Text to read »
++++
After 35 years on the floor of the New York Stock Exchange (NYSE), to say Peter Tuchman is an old hand would be an understatement. Many will recognise the twin shocks of white hair that have gained him his moniker as the Wall Street Einstein. Tuchman is, after all, the most photographed person at the NYSE.
But Tuchman is no mere celebrity. In his almost four decades of trading, he has learned all there is to know about what it’s like to trade on the NYSE. In this week’s episode of Opto Sessions, he provides a glimpse of what the life of a floor trader is really like.
Listen to the interview:
What is the top mistake traders make?
It's a really easy answer. Hope is not a strategy for trading stock — people need to do their homework. The biggest mistake that traders make is they trade on hope. They don't do their homework. They will turn a winning trade into a losing trade. The whole point of trading the market is to make money. Trading is a matter of probability … I think the best advice is to take profits when you have them and don't wait around for unacceptable losses. Never turn a winning trade into a losing trade, because hope is not a strategy for trading.
“The biggest mistake that traders make is they trade on hope. They don't do their homework”
Where do you go for investment and economic insights?
There are a number of pundits and money managers online, there's a lot of great finance television — CNBC has a round the clock financial news network. I love following some newscasters who are really bright, some educators who are really bright. Everybody has an opinion, right? And the funny thing about it is for everybody who's buying it, there's someone who's selling it. Be wary of people who are tossing around big numbers — trading the stock market is not a get rich scheme, by any means. I avail myself of every bit of information that I can get my hands on, from people who are successful and people who aren't, because you can learn as much from the winners as you can from the losers.
++++
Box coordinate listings
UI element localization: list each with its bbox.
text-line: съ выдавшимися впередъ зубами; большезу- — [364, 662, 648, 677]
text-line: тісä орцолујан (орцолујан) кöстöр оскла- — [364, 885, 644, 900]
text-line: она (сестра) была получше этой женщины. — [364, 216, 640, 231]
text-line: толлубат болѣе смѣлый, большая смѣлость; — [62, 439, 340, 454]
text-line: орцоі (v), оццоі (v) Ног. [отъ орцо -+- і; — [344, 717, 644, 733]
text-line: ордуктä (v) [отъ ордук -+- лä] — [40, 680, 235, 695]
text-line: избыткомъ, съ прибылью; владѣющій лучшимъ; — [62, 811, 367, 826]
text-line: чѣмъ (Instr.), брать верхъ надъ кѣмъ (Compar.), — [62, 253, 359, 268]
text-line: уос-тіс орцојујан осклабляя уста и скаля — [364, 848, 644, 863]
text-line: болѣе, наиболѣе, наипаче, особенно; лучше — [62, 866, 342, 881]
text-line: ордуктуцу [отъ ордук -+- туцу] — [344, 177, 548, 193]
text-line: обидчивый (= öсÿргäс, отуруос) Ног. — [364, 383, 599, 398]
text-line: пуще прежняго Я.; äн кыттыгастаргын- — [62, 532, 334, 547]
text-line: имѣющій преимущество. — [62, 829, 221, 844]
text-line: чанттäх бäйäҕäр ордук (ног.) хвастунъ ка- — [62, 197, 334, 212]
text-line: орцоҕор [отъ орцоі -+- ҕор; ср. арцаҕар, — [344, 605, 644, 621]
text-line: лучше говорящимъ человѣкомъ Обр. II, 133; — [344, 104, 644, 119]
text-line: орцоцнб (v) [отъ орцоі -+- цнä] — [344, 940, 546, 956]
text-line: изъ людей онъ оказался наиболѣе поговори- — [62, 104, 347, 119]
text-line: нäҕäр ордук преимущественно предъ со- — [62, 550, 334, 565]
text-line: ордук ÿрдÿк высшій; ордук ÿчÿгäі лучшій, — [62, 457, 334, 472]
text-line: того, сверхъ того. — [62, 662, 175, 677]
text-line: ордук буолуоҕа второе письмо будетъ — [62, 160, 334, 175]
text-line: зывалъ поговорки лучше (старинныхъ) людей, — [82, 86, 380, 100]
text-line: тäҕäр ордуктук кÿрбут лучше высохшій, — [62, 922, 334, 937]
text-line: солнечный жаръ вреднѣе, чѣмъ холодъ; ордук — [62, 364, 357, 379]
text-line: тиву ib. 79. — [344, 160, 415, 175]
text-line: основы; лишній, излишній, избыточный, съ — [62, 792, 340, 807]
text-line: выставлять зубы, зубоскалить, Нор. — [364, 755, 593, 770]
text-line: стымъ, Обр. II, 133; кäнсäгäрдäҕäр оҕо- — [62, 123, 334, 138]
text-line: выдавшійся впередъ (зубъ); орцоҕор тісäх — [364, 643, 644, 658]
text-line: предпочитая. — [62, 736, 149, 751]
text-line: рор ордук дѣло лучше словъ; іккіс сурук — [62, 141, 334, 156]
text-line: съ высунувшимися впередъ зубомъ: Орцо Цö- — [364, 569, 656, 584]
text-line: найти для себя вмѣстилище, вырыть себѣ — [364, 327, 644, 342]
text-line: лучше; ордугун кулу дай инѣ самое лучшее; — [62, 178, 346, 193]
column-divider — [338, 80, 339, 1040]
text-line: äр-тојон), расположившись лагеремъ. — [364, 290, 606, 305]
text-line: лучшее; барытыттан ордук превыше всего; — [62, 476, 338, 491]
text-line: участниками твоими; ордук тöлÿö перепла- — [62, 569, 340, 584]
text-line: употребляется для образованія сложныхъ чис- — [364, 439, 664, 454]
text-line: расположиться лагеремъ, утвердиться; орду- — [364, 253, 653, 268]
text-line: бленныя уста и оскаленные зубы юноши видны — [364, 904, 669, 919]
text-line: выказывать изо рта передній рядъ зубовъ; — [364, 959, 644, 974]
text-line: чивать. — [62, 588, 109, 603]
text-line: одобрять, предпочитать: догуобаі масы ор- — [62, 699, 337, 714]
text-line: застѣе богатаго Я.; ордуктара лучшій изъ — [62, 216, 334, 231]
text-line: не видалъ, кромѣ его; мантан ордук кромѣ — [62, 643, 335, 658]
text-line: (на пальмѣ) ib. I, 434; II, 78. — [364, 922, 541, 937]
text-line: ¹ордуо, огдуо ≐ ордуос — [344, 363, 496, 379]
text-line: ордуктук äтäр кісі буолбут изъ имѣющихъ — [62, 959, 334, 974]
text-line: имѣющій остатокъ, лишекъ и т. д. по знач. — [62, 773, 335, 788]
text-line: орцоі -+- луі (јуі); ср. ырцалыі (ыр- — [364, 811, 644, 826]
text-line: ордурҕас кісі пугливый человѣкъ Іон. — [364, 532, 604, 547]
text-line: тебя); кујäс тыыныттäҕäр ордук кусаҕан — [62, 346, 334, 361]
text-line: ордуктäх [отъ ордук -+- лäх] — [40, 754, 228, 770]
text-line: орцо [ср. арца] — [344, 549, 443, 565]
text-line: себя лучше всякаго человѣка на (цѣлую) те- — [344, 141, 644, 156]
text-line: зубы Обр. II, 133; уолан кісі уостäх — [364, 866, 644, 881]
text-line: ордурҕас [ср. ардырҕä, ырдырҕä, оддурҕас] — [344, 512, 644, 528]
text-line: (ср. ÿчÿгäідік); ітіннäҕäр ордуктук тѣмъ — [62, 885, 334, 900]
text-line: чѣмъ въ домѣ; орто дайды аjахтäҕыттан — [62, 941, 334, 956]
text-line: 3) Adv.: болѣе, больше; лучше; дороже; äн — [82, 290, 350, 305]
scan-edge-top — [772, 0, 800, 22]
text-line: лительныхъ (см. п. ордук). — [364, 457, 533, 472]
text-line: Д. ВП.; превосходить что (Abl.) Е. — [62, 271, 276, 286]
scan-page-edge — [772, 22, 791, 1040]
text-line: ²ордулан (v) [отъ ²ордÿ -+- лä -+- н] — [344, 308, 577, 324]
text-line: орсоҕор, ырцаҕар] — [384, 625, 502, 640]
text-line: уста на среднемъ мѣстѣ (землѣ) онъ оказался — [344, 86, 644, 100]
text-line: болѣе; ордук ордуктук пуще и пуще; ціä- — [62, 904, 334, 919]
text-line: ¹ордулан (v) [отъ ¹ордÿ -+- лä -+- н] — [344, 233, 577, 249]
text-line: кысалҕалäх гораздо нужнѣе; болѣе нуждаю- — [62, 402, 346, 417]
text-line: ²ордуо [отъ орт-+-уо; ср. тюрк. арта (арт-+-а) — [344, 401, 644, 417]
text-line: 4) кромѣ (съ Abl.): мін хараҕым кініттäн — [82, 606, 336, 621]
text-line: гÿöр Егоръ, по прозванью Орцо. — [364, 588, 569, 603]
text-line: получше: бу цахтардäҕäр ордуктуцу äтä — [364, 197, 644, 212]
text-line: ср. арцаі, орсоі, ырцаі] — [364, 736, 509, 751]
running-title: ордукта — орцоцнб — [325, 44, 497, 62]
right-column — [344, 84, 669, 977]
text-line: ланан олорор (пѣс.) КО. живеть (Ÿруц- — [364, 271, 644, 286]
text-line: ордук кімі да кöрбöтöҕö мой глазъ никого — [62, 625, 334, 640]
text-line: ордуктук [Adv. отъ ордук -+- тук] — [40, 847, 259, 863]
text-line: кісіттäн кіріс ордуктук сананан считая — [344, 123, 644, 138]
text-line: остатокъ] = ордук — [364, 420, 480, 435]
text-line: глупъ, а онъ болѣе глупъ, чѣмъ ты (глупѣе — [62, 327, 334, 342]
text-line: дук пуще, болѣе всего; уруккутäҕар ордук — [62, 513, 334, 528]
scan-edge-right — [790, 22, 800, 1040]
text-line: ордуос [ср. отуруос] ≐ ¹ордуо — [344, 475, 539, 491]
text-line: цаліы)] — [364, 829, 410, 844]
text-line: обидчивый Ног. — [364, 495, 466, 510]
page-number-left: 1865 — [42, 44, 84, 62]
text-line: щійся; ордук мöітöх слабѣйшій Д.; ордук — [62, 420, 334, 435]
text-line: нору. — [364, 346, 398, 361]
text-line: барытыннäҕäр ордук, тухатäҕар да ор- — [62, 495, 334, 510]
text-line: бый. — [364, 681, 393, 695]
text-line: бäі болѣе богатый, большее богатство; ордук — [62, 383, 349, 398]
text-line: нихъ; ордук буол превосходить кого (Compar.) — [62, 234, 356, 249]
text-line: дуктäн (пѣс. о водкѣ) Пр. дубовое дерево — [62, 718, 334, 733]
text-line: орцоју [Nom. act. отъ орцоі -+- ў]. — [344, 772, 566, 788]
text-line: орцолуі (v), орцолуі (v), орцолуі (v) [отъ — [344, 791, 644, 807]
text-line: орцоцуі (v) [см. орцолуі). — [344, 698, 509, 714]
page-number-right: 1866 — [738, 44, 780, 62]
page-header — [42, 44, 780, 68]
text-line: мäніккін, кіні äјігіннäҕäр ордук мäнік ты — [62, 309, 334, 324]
++++
Work to do »
a) Say whether each statement below agrees with the Peter Tuchman interview. Give yes or no for each, with the deciding words of the interview quoted exactly.
(i) Tuchman has spent 35 years on the floor of the NYSE.
(ii) Tuchman calls trading the stock market a get-rich scheme.
(iii) Tuchman takes information only from people who are successful.
b) Write out the part of the Peter Tuchman interview that runs from "After 35 years" down to "at the NYSE.".
c) Continue the Peter Tuchman interview from the point where it stops.

Results for the exercise »
a)
(i) Yes: "After 35 years on the floor of the New York Stock Exchange (NYSE)"
(ii) No: "trading the stock market is not a get rich scheme, by any means"
(iii) No: "from people who are successful and people who aren't"

b)
After 35 years on the floor of the New York Stock Exchange (NYSE), to say Peter Tuchman is an old hand would be an understatement. Many will recognise the twin shocks of white hair that have gained him his moniker as the Wall Street Einstein. Tuchman is, after all, the most photographed person at the NYSE.

c)
“I avail myself of every bit of information that I can get my hands on, from people who are successful and people who aren't, because you can learn as much from the winners as you can from the losers”
What’s your top tip for your younger self?
If you find something you love to do, you'll never work a day in your life … I have my sort of spiritual motto, which is: it's not a matter of how many times you get knocked down, it's how many times you're able to get back up, brush yourself off and keep going. I just want people to search and find something they love to do. Never feel you can't email a CEO, make a phone call, try to communicate with anybody. Don't feel that anybody is any less or bigger than anyone else. knock on doors, ask questions.
How do you get your edge on the trading floor?
I think it's a matter of customer service. Some people in business tend to interact with a computer and a telephone a lot differently than a human being. There are certain qualities that I possess as a human being, whether its customer service or my ability to interact with the other side of a trade, that makes such a difference. Why have I been able to stay there that long? Honesty. Your word is your bond and I do everything in my power to be focussed and keep the fiduciary responsibility that I have to do the best by my customer. One of the reasons that I never owned a share of stock in my life was to maintain clarity when trading stocks for my customers.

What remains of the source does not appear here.